Select lines where the word "image" appears.

Data excerpts
+--
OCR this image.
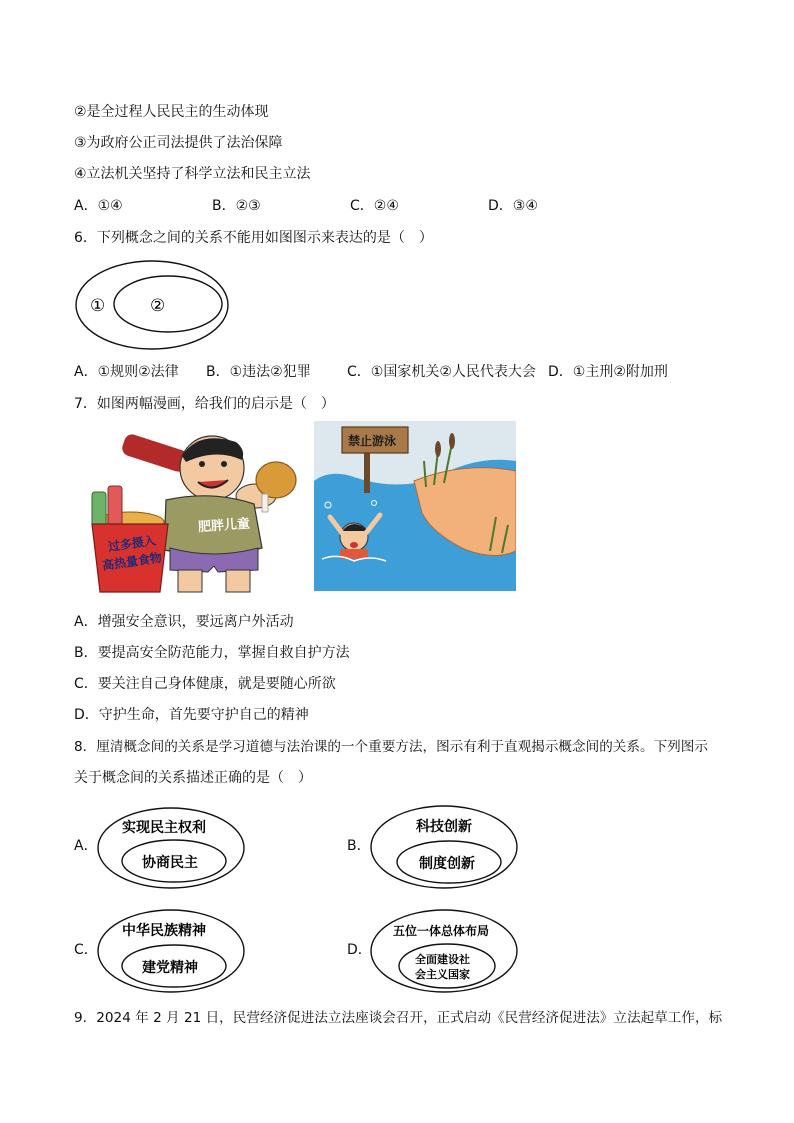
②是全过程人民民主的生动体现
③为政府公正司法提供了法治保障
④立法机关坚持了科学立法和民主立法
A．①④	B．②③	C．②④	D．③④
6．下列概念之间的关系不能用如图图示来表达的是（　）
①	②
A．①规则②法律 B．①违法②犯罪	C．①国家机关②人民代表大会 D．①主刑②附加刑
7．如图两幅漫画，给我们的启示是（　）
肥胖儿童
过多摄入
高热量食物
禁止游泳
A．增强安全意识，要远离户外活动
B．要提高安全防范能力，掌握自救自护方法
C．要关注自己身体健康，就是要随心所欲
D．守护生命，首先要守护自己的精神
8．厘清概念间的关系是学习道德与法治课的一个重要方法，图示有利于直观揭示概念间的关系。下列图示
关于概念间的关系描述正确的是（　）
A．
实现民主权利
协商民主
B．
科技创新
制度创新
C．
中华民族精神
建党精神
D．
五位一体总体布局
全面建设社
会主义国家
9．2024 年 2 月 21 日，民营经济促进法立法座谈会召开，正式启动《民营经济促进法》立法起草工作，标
+--
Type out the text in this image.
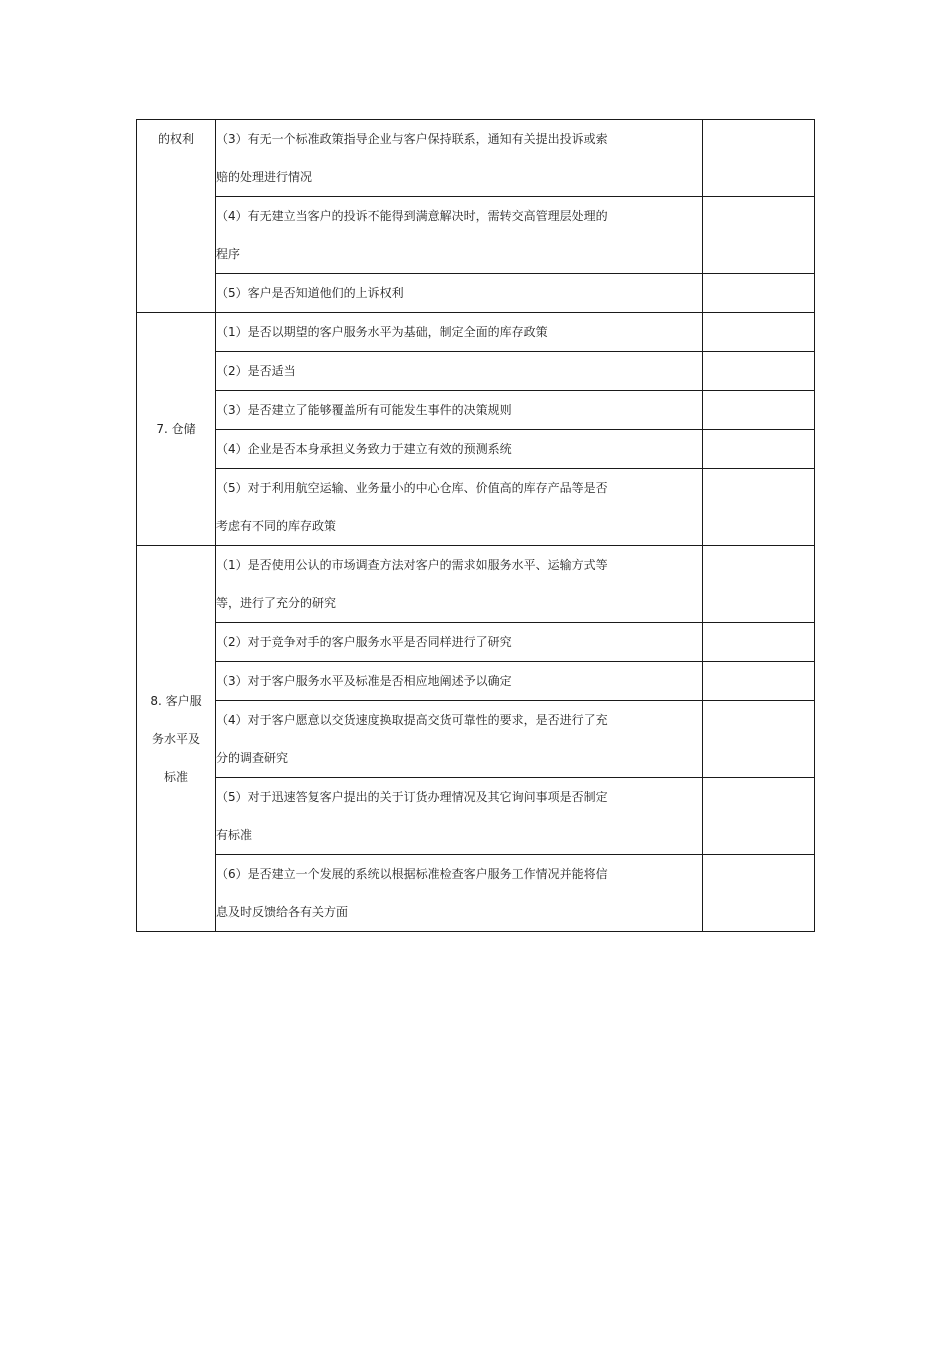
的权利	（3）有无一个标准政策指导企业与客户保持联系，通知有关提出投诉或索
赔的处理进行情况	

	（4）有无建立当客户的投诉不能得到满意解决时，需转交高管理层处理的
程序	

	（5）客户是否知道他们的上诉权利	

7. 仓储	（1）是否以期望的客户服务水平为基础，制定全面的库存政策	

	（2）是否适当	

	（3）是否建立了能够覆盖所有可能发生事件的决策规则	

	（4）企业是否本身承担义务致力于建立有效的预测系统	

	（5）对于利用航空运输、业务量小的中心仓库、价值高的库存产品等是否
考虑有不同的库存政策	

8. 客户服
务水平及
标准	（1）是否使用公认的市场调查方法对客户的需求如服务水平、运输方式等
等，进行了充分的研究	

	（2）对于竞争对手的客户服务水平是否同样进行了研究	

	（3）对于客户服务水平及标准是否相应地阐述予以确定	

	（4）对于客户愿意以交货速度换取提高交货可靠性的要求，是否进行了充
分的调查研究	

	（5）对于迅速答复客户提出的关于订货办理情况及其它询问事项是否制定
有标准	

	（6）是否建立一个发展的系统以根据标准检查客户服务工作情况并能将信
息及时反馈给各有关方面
+--
### Output of the task:
OCR this image.
Type out the text in this image.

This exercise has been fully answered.